> EXERCISE DIRECTIONS
Repeat each record below exactly as given.

> DATA SECTION
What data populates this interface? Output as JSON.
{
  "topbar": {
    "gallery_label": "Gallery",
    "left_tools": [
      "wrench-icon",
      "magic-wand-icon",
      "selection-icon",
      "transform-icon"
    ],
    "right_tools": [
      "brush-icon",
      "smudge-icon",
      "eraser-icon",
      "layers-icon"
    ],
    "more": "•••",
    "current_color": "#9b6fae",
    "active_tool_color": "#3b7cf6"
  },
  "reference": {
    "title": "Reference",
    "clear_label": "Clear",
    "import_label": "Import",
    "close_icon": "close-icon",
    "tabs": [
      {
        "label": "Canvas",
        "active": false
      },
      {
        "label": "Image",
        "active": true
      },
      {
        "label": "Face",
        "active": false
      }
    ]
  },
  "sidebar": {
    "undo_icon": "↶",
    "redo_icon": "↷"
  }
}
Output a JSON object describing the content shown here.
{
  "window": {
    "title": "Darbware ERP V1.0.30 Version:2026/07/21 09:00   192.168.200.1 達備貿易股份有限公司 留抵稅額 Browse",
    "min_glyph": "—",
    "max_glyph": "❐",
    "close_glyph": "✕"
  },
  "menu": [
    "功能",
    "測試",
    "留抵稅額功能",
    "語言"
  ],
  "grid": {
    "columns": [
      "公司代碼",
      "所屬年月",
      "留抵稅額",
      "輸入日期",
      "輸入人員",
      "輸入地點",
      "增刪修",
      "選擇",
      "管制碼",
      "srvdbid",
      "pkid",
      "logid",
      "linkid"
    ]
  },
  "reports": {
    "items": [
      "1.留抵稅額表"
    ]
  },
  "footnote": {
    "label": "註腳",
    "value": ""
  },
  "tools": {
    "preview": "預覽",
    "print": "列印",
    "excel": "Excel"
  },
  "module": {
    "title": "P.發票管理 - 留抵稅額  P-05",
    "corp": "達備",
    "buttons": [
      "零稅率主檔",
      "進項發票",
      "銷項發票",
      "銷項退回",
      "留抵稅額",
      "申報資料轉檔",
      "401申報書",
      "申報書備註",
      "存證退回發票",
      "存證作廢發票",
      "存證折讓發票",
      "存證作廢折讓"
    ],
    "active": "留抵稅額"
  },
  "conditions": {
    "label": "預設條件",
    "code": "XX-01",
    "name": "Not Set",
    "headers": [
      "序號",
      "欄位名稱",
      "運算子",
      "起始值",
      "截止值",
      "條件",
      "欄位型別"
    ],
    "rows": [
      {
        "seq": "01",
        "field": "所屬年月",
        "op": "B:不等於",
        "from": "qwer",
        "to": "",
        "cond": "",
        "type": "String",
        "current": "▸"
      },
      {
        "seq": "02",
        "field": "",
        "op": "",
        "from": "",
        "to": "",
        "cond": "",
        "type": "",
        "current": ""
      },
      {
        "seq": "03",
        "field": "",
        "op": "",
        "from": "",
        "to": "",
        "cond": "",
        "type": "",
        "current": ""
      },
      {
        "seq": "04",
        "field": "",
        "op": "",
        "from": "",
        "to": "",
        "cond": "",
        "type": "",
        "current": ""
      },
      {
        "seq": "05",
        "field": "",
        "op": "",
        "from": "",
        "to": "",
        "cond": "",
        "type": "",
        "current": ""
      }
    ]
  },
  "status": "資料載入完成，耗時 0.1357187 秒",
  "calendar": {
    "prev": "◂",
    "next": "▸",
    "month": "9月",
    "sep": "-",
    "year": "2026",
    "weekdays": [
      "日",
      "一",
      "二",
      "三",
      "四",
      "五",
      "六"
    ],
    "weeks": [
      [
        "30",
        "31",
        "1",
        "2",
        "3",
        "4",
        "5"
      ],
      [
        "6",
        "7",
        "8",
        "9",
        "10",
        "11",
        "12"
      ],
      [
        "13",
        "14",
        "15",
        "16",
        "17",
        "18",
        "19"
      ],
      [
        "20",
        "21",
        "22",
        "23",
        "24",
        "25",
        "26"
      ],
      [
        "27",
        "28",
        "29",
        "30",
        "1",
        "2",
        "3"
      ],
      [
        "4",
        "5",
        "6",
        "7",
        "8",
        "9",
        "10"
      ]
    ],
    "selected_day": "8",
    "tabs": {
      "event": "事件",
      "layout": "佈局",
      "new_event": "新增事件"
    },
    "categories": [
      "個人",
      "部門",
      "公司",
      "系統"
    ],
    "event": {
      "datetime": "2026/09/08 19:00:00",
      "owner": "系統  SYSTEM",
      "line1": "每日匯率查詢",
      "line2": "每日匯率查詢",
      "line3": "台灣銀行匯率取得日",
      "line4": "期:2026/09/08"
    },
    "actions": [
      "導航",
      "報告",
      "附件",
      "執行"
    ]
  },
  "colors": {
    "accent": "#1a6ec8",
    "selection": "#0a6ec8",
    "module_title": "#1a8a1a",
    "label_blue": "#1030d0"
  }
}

> OUTPUT OF THE EXERCISE
What data populates this interface? Output as JSON.
{
  "topbar": {
    "gallery_label": "Gallery",
    "left_tools": [
      "wrench-icon",
      "magic-wand-icon",
      "selection-icon",
      "transform-icon"
    ],
    "right_tools": [
      "brush-icon",
      "smudge-icon",
      "eraser-icon",
      "layers-icon"
    ],
    "more": "•••",
    "current_color": "#9b6fae",
    "active_tool_color": "#3b7cf6"
  },
  "reference": {
    "title": "Reference",
    "clear_label": "Clear",
    "import_label": "Import",
    "close_icon": "close-icon",
    "tabs": [
      {
        "label": "Canvas",
        "active": false
      },
      {
        "label": "Image",
        "active": true
      },
      {
        "label": "Face",
        "active": false
      }
    ]
  },
  "sidebar": {
    "undo_icon": "↶",
    "redo_icon": "↷"
  }
}
Output a JSON object describing the content shown here.
{
  "window": {
    "title": "Darbware ERP V1.0.30 Version:2026/07/21 09:00   192.168.200.1 達備貿易股份有限公司 留抵稅額 Browse",
    "min_glyph": "—",
    "max_glyph": "❐",
    "close_glyph": "✕"
  },
  "menu": [
    "功能",
    "測試",
    "留抵稅額功能",
    "語言"
  ],
  "grid": {
    "columns": [
      "公司代碼",
      "所屬年月",
      "留抵稅額",
      "輸入日期",
      "輸入人員",
      "輸入地點",
      "增刪修",
      "選擇",
      "管制碼",
      "srvdbid",
      "pkid",
      "logid",
      "linkid"
    ]
  },
  "reports": {
    "items": [
      "1.留抵稅額表"
    ]
  },
  "footnote": {
    "label": "註腳",
    "value": ""
  },
  "tools": {
    "preview": "預覽",
    "print": "列印",
    "excel": "Excel"
  },
  "module": {
    "title": "P.發票管理 - 留抵稅額  P-05",
    "corp": "達備",
    "buttons": [
      "零稅率主檔",
      "進項發票",
      "銷項發票",
      "銷項退回",
      "留抵稅額",
      "申報資料轉檔",
      "401申報書",
      "申報書備註",
      "存證退回發票",
      "存證作廢發票",
      "存證折讓發票",
      "存證作廢折讓"
    ],
    "active": "留抵稅額"
  },
  "conditions": {
    "label": "預設條件",
    "code": "XX-01",
    "name": "Not Set",
    "headers": [
      "序號",
      "欄位名稱",
      "運算子",
      "起始值",
      "截止值",
      "條件",
      "欄位型別"
    ],
    "rows": [
      {
        "seq": "01",
        "field": "所屬年月",
        "op": "B:不等於",
        "from": "qwer",
        "to": "",
        "cond": "",
        "type": "String",
        "current": "▸"
      },
      {
        "seq": "02",
        "field": "",
        "op": "",
        "from": "",
        "to": "",
        "cond": "",
        "type": "",
        "current": ""
      },
      {
        "seq": "03",
        "field": "",
        "op": "",
        "from": "",
        "to": "",
        "cond": "",
        "type": "",
        "current": ""
      },
      {
        "seq": "04",
        "field": "",
        "op": "",
        "from": "",
        "to": "",
        "cond": "",
        "type": "",
        "current": ""
      },
      {
        "seq": "05",
        "field": "",
        "op": "",
        "from": "",
        "to": "",
        "cond": "",
        "type": "",
        "current": ""
      }
    ]
  },
  "status": "資料載入完成，耗時 0.1357187 秒",
  "calendar": {
    "prev": "◂",
    "next": "▸",
    "month": "9月",
    "sep": "-",
    "year": "2026",
    "weekdays": [
      "日",
      "一",
      "二",
      "三",
      "四",
      "五",
      "六"
    ],
    "weeks": [
      [
        "30",
        "31",
        "1",
        "2",
        "3",
        "4",
        "5"
      ],
      [
        "6",
        "7",
        "8",
        "9",
        "10",
        "11",
        "12"
      ],
      [
        "13",
        "14",
        "15",
        "16",
        "17",
        "18",
        "19"
      ],
      [
        "20",
        "21",
        "22",
        "23",
        "24",
        "25",
        "26"
      ],
      [
        "27",
        "28",
        "29",
        "30",
        "1",
        "2",
        "3"
      ],
      [
        "4",
        "5",
        "6",
        "7",
        "8",
        "9",
        "10"
      ]
    ],
    "selected_day": "8",
    "tabs": {
      "event": "事件",
      "layout": "佈局",
      "new_event": "新增事件"
    },
    "categories": [
      "個人",
      "部門",
      "公司",
      "系統"
    ],
    "event": {
      "datetime": "2026/09/08 19:00:00",
      "owner": "系統  SYSTEM",
      "line1": "每日匯率查詢",
      "line2": "每日匯率查詢",
      "line3": "台灣銀行匯率取得日",
      "line4": "期:2026/09/08"
    },
    "actions": [
      "導航",
      "報告",
      "附件",
      "執行"
    ]
  },
  "colors": {
    "accent": "#1a6ec8",
    "selection": "#0a6ec8",
    "module_title": "#1a8a1a",
    "label_blue": "#1030d0"
  }
}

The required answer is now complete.